━━ Exercise inputs ━━

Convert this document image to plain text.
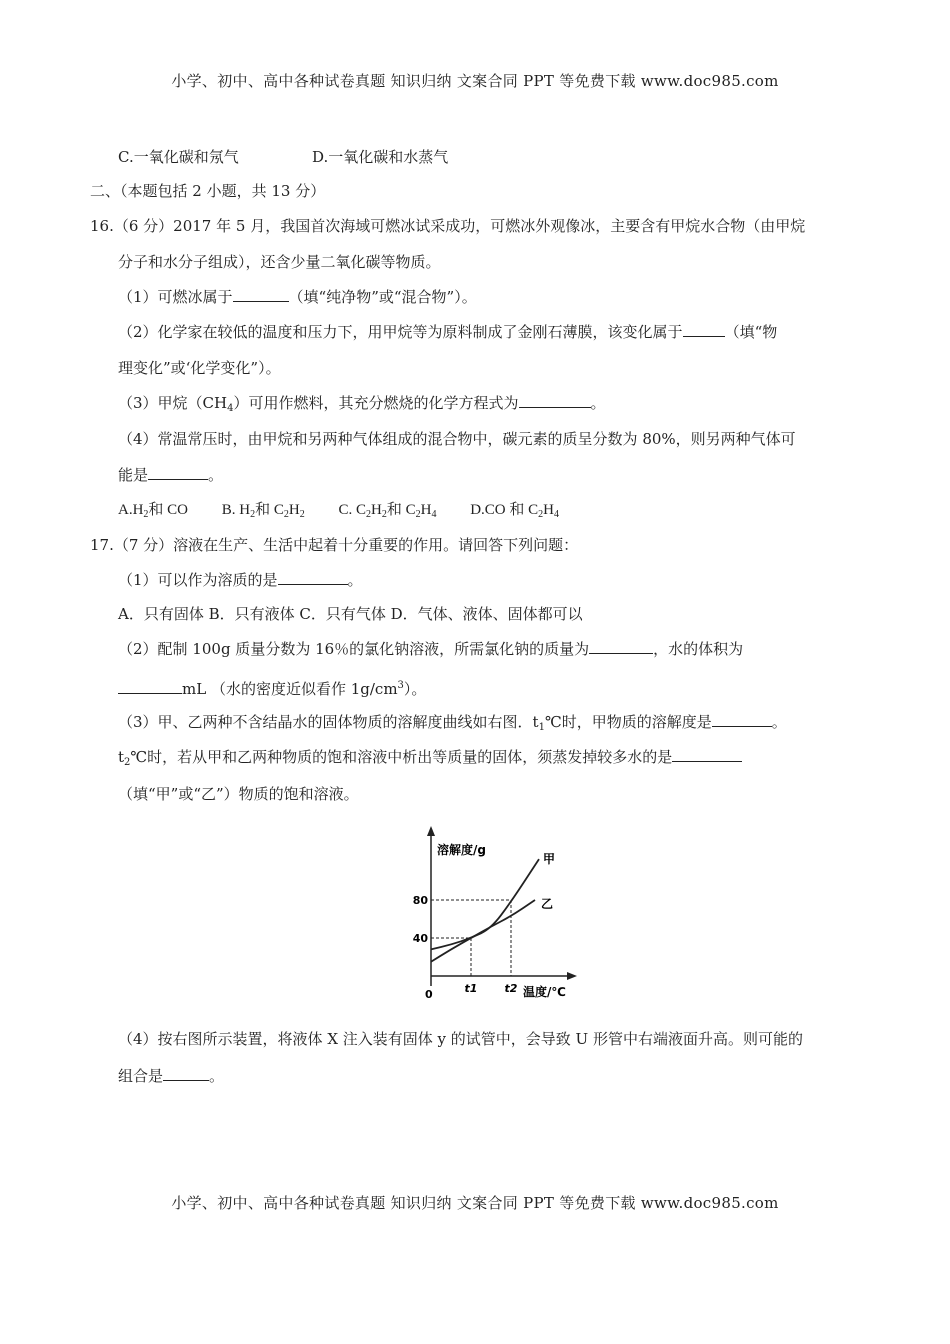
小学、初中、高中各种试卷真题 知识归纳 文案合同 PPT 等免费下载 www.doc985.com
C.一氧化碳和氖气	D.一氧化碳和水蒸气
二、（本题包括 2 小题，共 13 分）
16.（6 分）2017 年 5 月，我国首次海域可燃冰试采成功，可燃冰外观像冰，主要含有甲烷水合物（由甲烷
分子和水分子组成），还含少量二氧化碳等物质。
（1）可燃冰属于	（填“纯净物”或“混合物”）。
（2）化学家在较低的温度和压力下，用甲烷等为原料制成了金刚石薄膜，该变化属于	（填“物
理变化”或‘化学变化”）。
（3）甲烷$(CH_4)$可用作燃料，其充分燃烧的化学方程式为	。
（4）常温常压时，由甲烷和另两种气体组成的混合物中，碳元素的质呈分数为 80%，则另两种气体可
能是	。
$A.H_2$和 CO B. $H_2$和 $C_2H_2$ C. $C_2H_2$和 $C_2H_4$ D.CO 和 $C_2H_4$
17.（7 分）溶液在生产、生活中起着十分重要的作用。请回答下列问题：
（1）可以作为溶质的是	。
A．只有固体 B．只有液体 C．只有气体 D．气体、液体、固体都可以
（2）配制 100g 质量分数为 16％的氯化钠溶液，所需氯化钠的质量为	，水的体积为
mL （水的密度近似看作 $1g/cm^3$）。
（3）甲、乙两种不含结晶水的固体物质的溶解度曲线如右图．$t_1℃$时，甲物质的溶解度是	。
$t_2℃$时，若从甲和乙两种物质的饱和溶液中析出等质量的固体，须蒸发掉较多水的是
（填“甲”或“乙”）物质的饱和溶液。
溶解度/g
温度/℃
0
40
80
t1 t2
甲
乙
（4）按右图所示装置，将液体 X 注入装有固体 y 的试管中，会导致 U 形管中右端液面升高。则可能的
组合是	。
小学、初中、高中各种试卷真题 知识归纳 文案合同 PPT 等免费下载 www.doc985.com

━━━
━━ Exercise inputs ━━

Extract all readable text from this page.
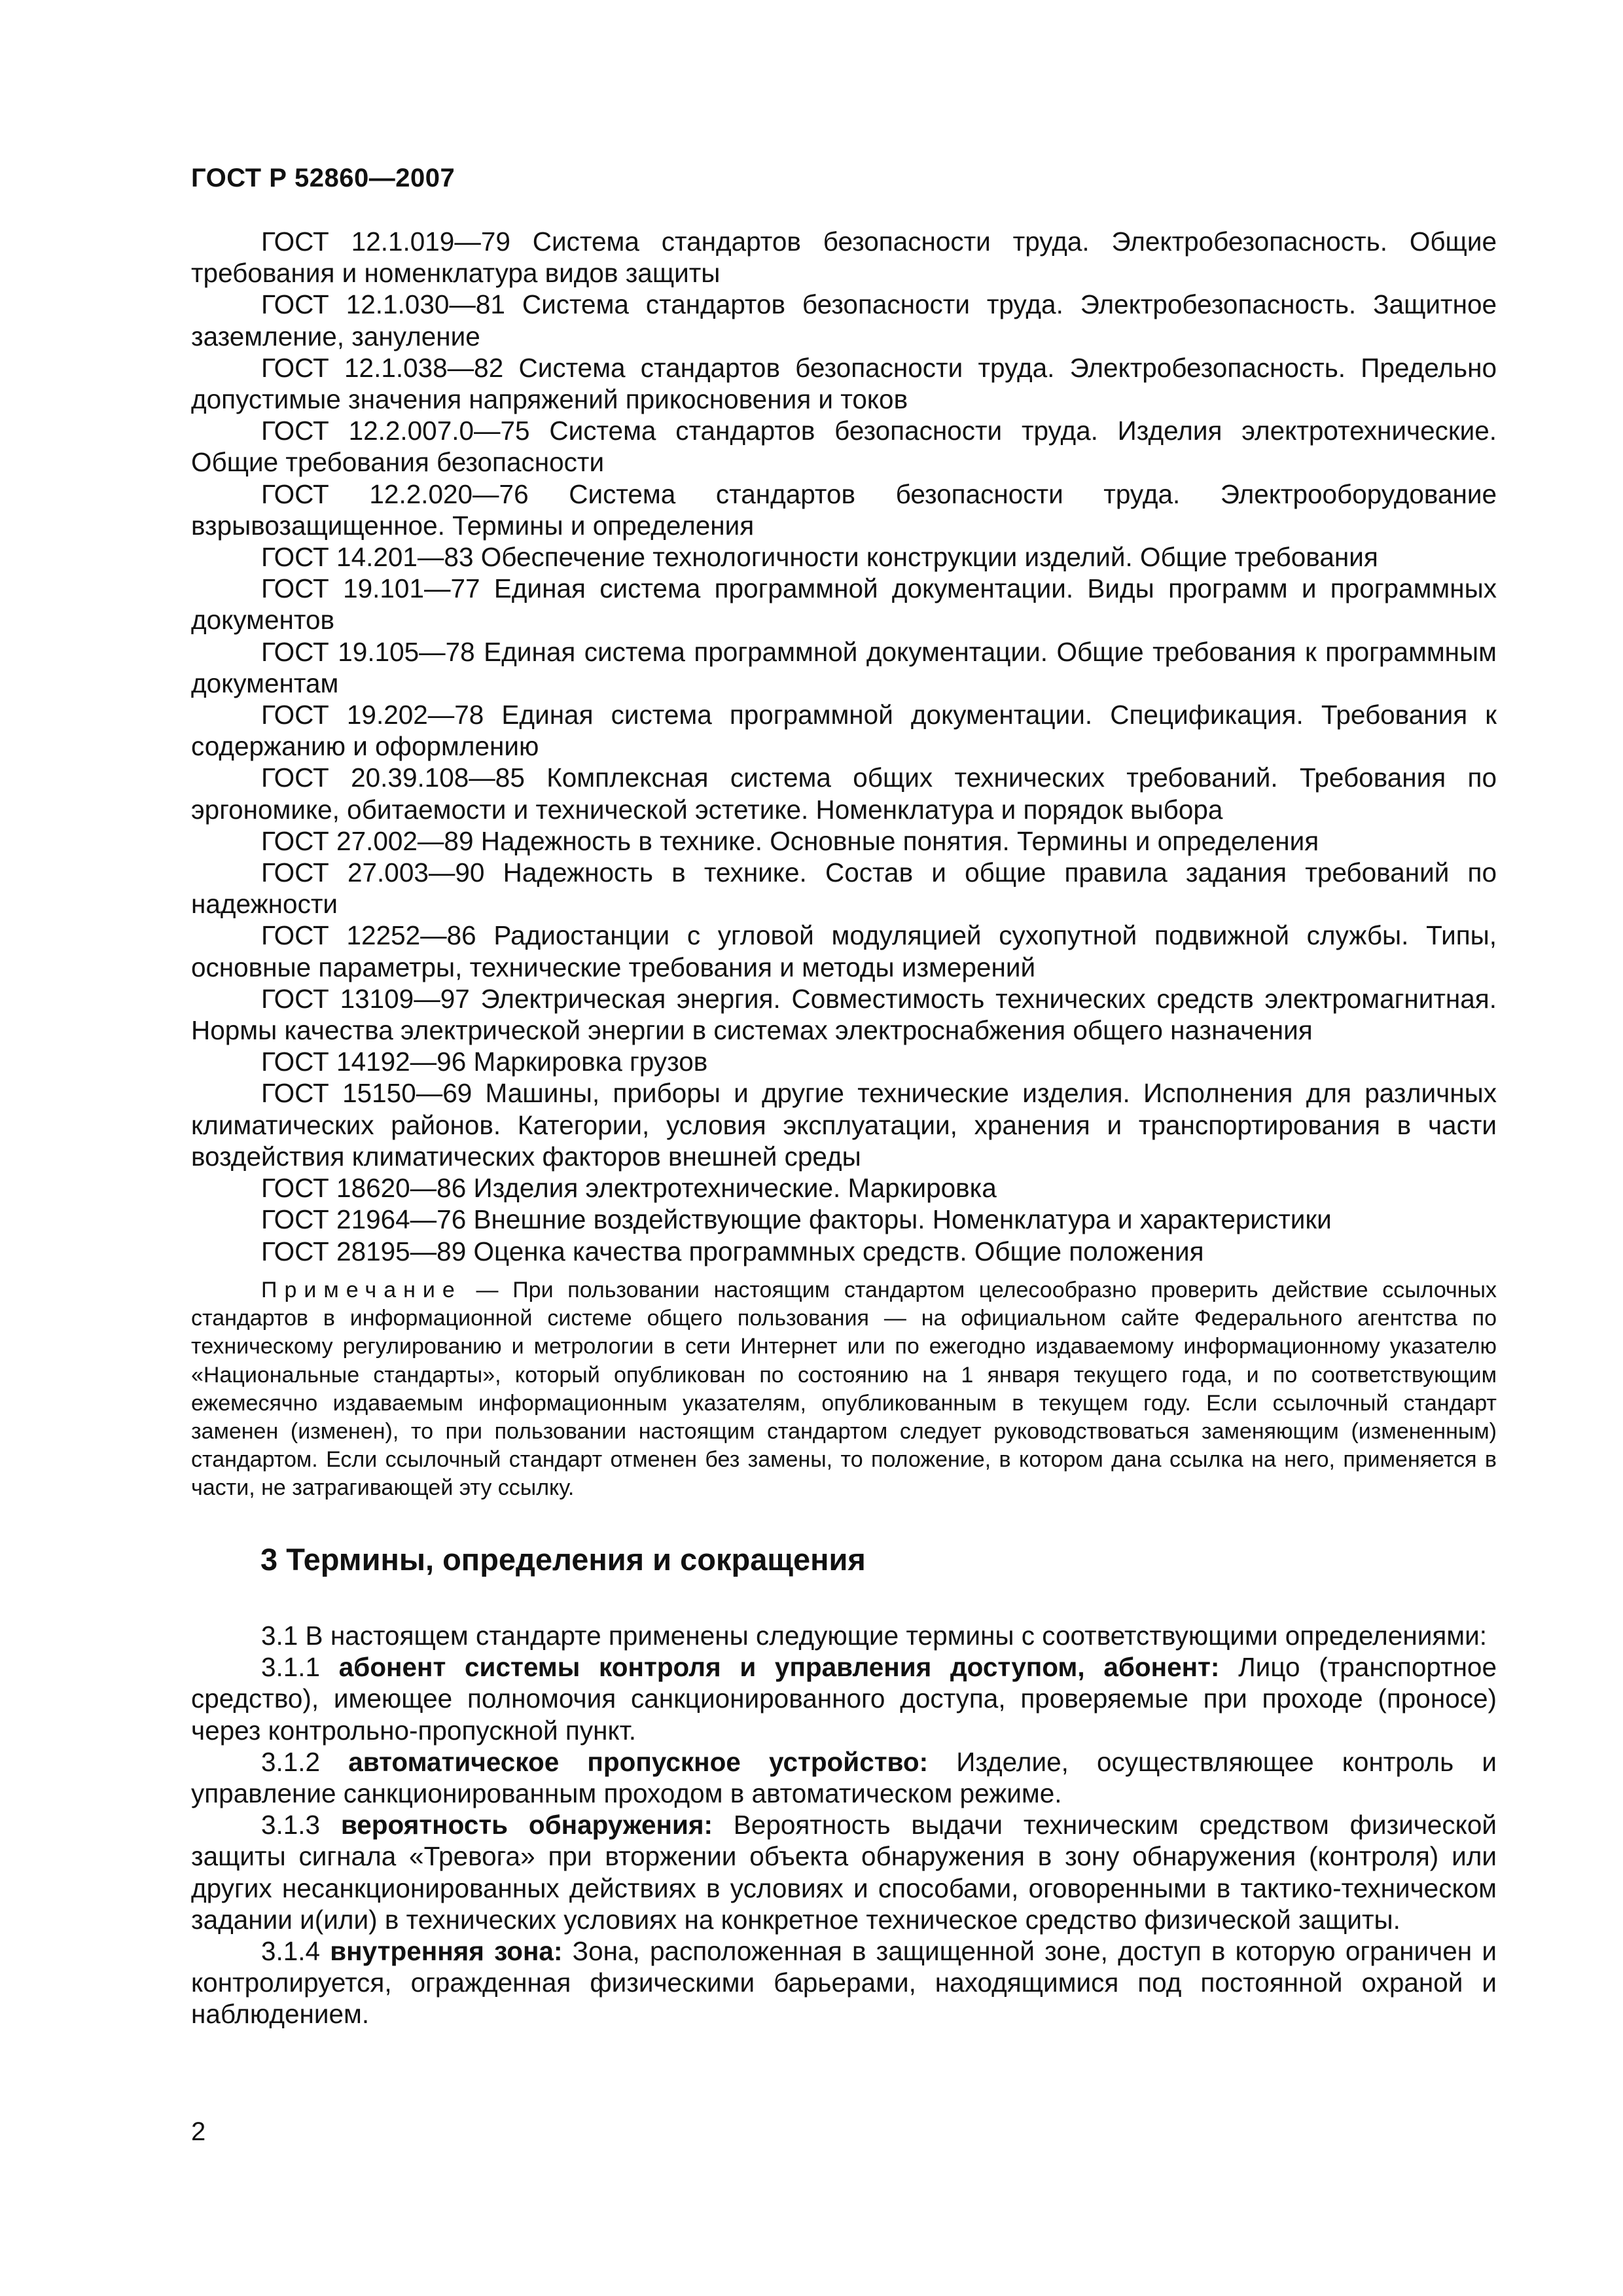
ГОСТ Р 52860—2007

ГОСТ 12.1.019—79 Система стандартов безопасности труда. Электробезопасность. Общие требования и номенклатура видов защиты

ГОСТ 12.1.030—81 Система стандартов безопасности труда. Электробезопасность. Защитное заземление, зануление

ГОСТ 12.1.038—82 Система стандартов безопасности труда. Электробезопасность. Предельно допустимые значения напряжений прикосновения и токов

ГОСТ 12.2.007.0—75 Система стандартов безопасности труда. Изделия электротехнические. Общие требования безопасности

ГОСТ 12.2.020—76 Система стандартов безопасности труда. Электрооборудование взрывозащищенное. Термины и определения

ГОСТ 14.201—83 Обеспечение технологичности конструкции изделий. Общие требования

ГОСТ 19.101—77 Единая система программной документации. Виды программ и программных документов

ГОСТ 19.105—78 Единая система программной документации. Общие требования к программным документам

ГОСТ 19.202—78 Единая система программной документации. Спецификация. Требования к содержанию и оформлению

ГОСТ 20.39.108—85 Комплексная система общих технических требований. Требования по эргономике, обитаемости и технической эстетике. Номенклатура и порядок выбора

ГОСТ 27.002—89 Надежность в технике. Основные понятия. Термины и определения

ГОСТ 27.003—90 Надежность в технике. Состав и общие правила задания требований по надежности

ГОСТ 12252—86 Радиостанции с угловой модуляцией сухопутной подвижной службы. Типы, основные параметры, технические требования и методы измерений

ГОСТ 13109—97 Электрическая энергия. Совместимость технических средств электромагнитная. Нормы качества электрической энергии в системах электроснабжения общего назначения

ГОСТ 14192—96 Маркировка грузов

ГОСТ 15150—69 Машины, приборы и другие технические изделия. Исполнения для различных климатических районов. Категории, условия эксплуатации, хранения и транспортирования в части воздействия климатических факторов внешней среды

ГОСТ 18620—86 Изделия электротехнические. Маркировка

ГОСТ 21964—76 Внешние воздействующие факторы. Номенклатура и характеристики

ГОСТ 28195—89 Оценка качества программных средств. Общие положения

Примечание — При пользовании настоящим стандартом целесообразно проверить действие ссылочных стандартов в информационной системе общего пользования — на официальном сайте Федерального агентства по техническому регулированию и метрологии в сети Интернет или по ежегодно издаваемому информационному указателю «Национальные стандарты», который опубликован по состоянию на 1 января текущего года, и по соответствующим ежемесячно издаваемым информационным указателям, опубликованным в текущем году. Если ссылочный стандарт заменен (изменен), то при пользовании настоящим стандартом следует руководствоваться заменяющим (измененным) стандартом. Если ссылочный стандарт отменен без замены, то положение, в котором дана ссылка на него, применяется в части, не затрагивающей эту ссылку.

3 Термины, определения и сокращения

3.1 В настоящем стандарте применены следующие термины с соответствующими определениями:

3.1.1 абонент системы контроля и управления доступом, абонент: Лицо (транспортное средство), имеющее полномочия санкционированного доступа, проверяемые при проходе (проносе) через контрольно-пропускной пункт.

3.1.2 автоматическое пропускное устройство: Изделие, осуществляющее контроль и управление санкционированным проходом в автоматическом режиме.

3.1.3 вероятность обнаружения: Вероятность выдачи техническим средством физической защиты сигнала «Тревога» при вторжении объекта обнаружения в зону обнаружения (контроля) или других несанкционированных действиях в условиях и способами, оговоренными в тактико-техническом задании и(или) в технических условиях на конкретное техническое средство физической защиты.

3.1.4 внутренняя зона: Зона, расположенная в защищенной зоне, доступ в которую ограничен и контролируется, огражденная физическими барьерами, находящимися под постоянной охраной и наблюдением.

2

━━━

## Aim
Reproduce each line of the entries in which the word "электротехнические" is found.

## Result of the task
ГОСТ 12.2.007.0—75 Система стандартов безопасности труда. Изделия электротехнические. Общие требования безопасности
ГОСТ 18620—86 Изделия электротехнические. Маркировка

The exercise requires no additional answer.